## GOAL
Quote the entries in full, character for character, without their images.

## DATA LINES
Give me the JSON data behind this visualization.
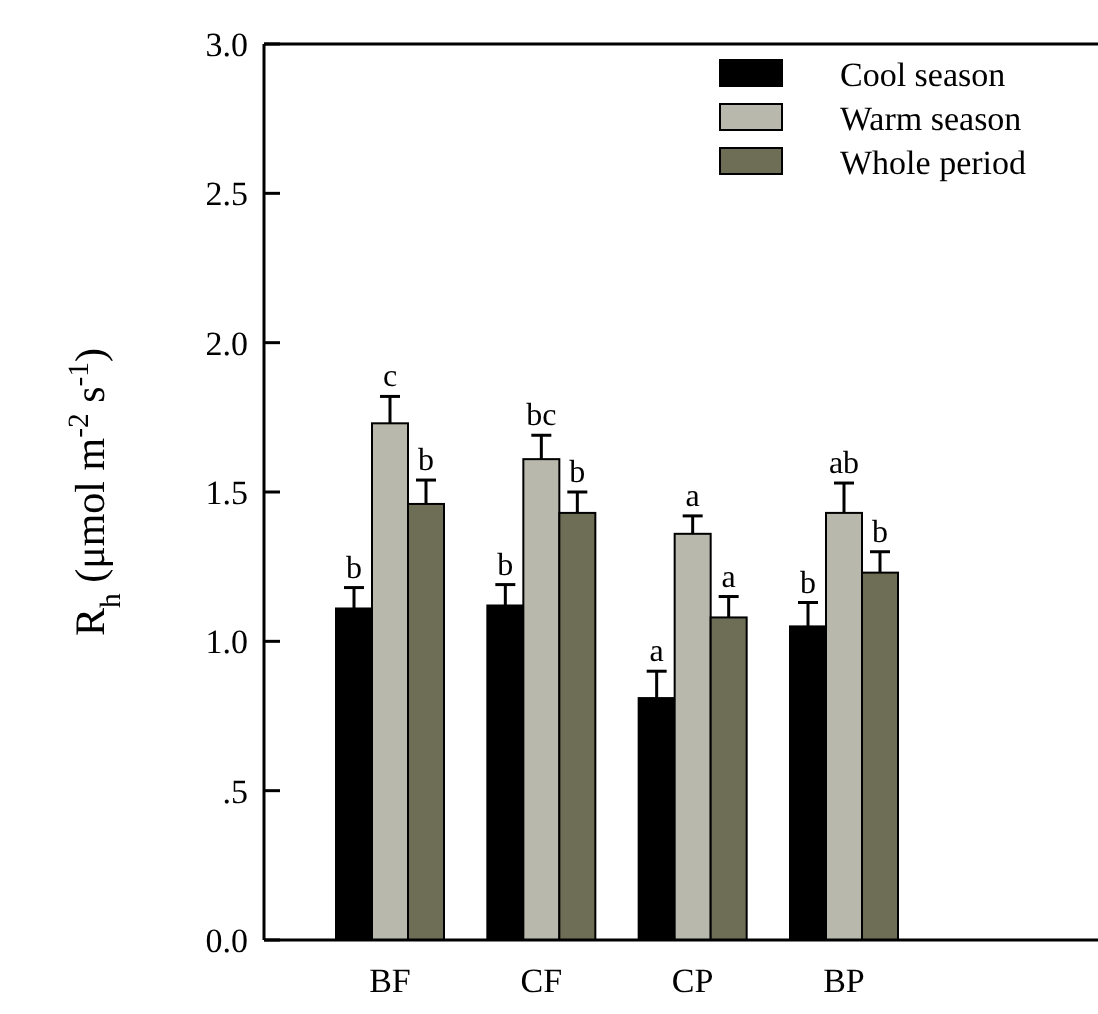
{
  "chart_data": {
    "type": "bar",
    "ylabel": "R$_{h}$ (μmol m$^{-2}$ s$^{-1}$)",
    "categories": [
      "BF",
      "CF",
      "CP",
      "BP"
    ],
    "series": [
      {
        "name": "Cool season",
        "color": "#000000",
        "values": [
          1.11,
          1.12,
          0.81,
          1.05
        ],
        "errors": [
          0.07,
          0.07,
          0.09,
          0.08
        ],
        "value_labels": [
          "b",
          "b",
          "a",
          "b"
        ]
      },
      {
        "name": "Warm season",
        "color": "#b8b8ad",
        "values": [
          1.73,
          1.61,
          1.36,
          1.43
        ],
        "errors": [
          0.09,
          0.08,
          0.06,
          0.1
        ],
        "value_labels": [
          "c",
          "bc",
          "a",
          "ab"
        ]
      },
      {
        "name": "Whole period",
        "color": "#6e6e56",
        "values": [
          1.46,
          1.43,
          1.08,
          1.23
        ],
        "errors": [
          0.08,
          0.07,
          0.07,
          0.07
        ],
        "value_labels": [
          "b",
          "b",
          "a",
          "b"
        ]
      }
    ],
    "ylim": [
      0,
      3
    ],
    "yticks": [
      {
        "value": 0,
        "label": "0.0"
      },
      {
        "value": 0.5,
        "label": ".5"
      },
      {
        "value": 1,
        "label": "1.0"
      },
      {
        "value": 1.5,
        "label": "1.5"
      },
      {
        "value": 2,
        "label": "2.0"
      },
      {
        "value": 2.5,
        "label": "2.5"
      },
      {
        "value": 3,
        "label": "3.0"
      }
    ],
    "legend": "top right",
    "grid": false
  }
}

## CORRECT ANSWER
Give me the JSON data behind this visualization.
{
  "chart_data": {
    "type": "bar",
    "ylabel": "R$_{h}$ (μmol m$^{-2}$ s$^{-1}$)",
    "categories": [
      "BF",
      "CF",
      "CP",
      "BP"
    ],
    "series": [
      {
        "name": "Cool season",
        "color": "#000000",
        "values": [
          1.11,
          1.12,
          0.81,
          1.05
        ],
        "errors": [
          0.07,
          0.07,
          0.09,
          0.08
        ],
        "value_labels": [
          "b",
          "b",
          "a",
          "b"
        ]
      },
      {
        "name": "Warm season",
        "color": "#b8b8ad",
        "values": [
          1.73,
          1.61,
          1.36,
          1.43
        ],
        "errors": [
          0.09,
          0.08,
          0.06,
          0.1
        ],
        "value_labels": [
          "c",
          "bc",
          "a",
          "ab"
        ]
      },
      {
        "name": "Whole period",
        "color": "#6e6e56",
        "values": [
          1.46,
          1.43,
          1.08,
          1.23
        ],
        "errors": [
          0.08,
          0.07,
          0.07,
          0.07
        ],
        "value_labels": [
          "b",
          "b",
          "a",
          "b"
        ]
      }
    ],
    "ylim": [
      0,
      3
    ],
    "yticks": [
      {
        "value": 0,
        "label": "0.0"
      },
      {
        "value": 0.5,
        "label": ".5"
      },
      {
        "value": 1,
        "label": "1.0"
      },
      {
        "value": 1.5,
        "label": "1.5"
      },
      {
        "value": 2,
        "label": "2.0"
      },
      {
        "value": 2.5,
        "label": "2.5"
      },
      {
        "value": 3,
        "label": "3.0"
      }
    ],
    "legend": "top right",
    "grid": false
  }
}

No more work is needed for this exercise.